» **Dataset**
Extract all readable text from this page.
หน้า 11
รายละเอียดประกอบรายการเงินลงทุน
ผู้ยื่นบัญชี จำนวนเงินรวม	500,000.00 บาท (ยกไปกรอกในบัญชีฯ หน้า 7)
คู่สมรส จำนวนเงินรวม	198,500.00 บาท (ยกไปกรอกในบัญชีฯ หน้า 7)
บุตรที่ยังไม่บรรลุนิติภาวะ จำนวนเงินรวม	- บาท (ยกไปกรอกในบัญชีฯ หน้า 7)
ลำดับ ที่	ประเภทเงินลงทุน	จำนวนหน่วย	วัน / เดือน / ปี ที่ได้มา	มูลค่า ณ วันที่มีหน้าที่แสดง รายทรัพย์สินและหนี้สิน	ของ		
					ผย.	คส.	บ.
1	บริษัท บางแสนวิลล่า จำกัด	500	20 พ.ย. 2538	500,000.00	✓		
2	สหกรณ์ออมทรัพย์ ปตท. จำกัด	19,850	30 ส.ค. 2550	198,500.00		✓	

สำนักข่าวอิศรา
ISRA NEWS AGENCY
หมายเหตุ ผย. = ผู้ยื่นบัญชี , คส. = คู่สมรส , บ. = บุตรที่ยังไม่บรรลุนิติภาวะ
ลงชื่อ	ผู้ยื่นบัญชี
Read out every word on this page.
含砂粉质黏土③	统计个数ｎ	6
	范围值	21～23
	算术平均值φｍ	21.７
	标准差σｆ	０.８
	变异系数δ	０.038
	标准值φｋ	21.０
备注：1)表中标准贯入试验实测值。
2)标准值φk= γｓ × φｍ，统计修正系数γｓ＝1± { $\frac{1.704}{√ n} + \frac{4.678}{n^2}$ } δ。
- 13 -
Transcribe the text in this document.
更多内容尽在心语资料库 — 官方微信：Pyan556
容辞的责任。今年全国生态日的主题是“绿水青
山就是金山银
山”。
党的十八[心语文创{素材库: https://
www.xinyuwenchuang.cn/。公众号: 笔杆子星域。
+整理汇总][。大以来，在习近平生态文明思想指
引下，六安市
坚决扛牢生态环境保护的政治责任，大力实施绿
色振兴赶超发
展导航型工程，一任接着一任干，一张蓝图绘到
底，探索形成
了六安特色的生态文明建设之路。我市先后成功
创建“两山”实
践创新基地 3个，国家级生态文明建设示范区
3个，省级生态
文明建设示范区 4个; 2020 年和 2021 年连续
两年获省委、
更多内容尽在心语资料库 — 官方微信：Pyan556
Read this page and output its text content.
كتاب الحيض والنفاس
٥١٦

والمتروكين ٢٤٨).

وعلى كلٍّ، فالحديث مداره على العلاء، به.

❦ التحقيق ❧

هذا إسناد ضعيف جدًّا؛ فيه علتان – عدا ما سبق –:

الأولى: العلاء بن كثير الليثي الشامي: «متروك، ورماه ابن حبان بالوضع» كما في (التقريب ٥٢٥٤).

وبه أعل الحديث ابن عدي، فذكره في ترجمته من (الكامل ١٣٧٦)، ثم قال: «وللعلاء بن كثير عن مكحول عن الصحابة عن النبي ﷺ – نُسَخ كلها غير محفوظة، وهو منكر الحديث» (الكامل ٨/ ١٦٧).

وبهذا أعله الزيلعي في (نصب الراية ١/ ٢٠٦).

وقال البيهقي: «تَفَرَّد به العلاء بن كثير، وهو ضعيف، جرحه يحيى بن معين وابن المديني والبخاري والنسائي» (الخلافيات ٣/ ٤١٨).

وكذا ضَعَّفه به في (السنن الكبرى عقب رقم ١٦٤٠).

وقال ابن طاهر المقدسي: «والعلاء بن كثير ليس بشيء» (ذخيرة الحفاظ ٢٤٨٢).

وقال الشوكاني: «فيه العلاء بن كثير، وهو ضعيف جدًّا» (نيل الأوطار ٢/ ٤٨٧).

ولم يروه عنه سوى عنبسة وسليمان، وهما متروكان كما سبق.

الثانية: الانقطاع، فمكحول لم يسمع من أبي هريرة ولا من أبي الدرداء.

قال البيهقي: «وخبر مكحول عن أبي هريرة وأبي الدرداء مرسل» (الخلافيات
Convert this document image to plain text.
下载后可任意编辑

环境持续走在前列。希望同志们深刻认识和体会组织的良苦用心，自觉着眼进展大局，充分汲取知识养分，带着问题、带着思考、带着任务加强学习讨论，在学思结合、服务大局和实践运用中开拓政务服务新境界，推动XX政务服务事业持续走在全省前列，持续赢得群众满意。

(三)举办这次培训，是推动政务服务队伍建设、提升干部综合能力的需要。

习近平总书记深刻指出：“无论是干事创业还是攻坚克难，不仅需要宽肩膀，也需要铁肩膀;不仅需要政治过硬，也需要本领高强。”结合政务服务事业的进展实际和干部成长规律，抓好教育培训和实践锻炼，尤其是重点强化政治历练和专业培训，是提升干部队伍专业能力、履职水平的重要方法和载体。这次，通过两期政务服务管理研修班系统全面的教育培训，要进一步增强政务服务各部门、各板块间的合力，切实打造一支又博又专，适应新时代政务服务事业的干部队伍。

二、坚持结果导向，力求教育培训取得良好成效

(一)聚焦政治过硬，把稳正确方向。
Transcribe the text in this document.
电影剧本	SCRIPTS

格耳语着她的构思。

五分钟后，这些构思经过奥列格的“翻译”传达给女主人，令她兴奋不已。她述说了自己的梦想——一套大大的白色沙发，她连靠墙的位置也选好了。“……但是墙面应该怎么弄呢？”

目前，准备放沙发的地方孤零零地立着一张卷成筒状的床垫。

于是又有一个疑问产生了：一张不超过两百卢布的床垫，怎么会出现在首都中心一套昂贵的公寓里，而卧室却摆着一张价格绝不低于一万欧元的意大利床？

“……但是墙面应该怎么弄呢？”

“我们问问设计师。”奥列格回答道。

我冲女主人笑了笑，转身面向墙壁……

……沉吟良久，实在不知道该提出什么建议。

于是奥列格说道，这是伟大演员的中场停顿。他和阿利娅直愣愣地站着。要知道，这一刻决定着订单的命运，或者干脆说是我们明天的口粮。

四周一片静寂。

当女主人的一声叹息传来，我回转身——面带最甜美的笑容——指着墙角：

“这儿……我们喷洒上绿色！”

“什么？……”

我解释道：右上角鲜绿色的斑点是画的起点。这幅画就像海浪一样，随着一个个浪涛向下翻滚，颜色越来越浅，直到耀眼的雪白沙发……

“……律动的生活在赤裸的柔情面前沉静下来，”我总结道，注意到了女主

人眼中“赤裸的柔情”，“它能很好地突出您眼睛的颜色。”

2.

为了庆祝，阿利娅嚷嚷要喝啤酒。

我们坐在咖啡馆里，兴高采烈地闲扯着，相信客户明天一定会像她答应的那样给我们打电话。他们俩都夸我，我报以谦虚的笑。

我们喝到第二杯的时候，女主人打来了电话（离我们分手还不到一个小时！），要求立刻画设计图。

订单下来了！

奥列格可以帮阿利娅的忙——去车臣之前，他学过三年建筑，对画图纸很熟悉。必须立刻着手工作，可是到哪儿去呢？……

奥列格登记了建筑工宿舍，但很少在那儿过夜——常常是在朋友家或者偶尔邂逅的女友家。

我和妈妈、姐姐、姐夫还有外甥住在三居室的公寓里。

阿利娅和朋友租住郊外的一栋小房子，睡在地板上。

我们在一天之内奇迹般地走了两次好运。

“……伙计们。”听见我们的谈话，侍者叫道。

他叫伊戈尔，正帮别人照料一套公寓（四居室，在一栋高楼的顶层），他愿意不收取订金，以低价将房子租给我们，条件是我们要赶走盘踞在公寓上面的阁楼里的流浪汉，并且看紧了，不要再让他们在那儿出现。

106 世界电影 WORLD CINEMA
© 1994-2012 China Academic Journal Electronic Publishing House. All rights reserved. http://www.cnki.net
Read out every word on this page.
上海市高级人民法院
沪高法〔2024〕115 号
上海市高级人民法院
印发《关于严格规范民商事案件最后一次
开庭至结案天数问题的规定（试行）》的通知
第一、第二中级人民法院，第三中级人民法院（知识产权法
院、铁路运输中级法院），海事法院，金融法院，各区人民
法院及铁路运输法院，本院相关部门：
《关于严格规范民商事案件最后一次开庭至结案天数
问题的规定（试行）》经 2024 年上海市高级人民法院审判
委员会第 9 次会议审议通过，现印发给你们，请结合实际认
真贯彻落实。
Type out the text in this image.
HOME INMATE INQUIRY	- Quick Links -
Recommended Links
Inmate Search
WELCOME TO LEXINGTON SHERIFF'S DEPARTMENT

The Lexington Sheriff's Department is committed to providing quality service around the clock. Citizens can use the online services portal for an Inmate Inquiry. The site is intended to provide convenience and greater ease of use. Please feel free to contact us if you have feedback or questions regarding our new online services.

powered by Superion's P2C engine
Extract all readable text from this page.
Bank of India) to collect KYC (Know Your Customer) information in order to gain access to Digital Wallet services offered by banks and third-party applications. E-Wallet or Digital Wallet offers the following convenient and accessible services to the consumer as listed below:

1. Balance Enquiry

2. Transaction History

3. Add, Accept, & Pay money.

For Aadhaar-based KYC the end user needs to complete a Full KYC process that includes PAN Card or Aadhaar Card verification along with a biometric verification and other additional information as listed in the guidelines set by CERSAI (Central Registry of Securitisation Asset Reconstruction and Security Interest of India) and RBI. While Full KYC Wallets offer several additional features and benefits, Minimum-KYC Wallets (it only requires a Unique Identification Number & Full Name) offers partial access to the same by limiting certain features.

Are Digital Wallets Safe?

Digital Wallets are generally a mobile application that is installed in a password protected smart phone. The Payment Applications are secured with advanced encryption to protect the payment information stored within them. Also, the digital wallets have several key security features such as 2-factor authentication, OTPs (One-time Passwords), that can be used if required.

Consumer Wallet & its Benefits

» **Aim of the task**
Check each line above for the word "Digital", and copy the lines where it appears.

» **Response below**
Bank of India) to collect KYC (Know Your Customer) information in order to gain access to Digital Wallet services offered by banks and third-party applications. E-Wallet or Digital Wallet offers the following convenient and accessible services to the consumer as listed below:
Are Digital Wallets Safe?
Digital Wallets are generally a mobile application that is installed in a password protected smart phone. The Payment Applications are secured with advanced encryption to protect the payment information stored within them. Also, the digital wallets have several key security features such as 2-factor authentication, OTPs (One-time Passwords), that can be used if required.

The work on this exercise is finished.